EXERCISE INPUT
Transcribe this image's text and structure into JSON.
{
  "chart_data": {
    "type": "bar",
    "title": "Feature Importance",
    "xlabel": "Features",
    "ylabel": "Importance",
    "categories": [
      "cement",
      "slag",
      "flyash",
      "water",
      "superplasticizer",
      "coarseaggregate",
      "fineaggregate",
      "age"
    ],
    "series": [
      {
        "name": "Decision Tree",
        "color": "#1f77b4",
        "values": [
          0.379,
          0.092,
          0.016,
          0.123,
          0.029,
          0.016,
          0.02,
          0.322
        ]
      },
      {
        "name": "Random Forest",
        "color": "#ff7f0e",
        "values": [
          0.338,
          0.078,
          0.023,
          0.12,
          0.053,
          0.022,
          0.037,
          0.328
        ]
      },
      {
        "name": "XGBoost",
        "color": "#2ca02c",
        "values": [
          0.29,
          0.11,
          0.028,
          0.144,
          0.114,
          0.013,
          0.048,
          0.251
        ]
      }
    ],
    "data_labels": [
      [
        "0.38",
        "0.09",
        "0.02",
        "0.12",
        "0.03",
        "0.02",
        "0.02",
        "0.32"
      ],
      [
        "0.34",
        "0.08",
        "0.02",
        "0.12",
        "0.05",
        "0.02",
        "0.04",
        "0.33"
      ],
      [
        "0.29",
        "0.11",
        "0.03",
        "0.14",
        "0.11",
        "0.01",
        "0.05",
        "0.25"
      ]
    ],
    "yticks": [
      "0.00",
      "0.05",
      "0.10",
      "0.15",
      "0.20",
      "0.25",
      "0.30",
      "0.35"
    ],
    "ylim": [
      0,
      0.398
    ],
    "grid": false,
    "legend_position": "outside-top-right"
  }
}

EXERCISE REQUIREMENTS
Return all of the above records exactly, leaving no line out.

WRITTEN ANSWER
Transcribe this image's text and structure into JSON.
{
  "chart_data": {
    "type": "bar",
    "title": "Feature Importance",
    "xlabel": "Features",
    "ylabel": "Importance",
    "categories": [
      "cement",
      "slag",
      "flyash",
      "water",
      "superplasticizer",
      "coarseaggregate",
      "fineaggregate",
      "age"
    ],
    "series": [
      {
        "name": "Decision Tree",
        "color": "#1f77b4",
        "values": [
          0.379,
          0.092,
          0.016,
          0.123,
          0.029,
          0.016,
          0.02,
          0.322
        ]
      },
      {
        "name": "Random Forest",
        "color": "#ff7f0e",
        "values": [
          0.338,
          0.078,
          0.023,
          0.12,
          0.053,
          0.022,
          0.037,
          0.328
        ]
      },
      {
        "name": "XGBoost",
        "color": "#2ca02c",
        "values": [
          0.29,
          0.11,
          0.028,
          0.144,
          0.114,
          0.013,
          0.048,
          0.251
        ]
      }
    ],
    "data_labels": [
      [
        "0.38",
        "0.09",
        "0.02",
        "0.12",
        "0.03",
        "0.02",
        "0.02",
        "0.32"
      ],
      [
        "0.34",
        "0.08",
        "0.02",
        "0.12",
        "0.05",
        "0.02",
        "0.04",
        "0.33"
      ],
      [
        "0.29",
        "0.11",
        "0.03",
        "0.14",
        "0.11",
        "0.01",
        "0.05",
        "0.25"
      ]
    ],
    "yticks": [
      "0.00",
      "0.05",
      "0.10",
      "0.15",
      "0.20",
      "0.25",
      "0.30",
      "0.35"
    ],
    "ylim": [
      0,
      0.398
    ],
    "grid": false,
    "legend_position": "outside-top-right"
  }
}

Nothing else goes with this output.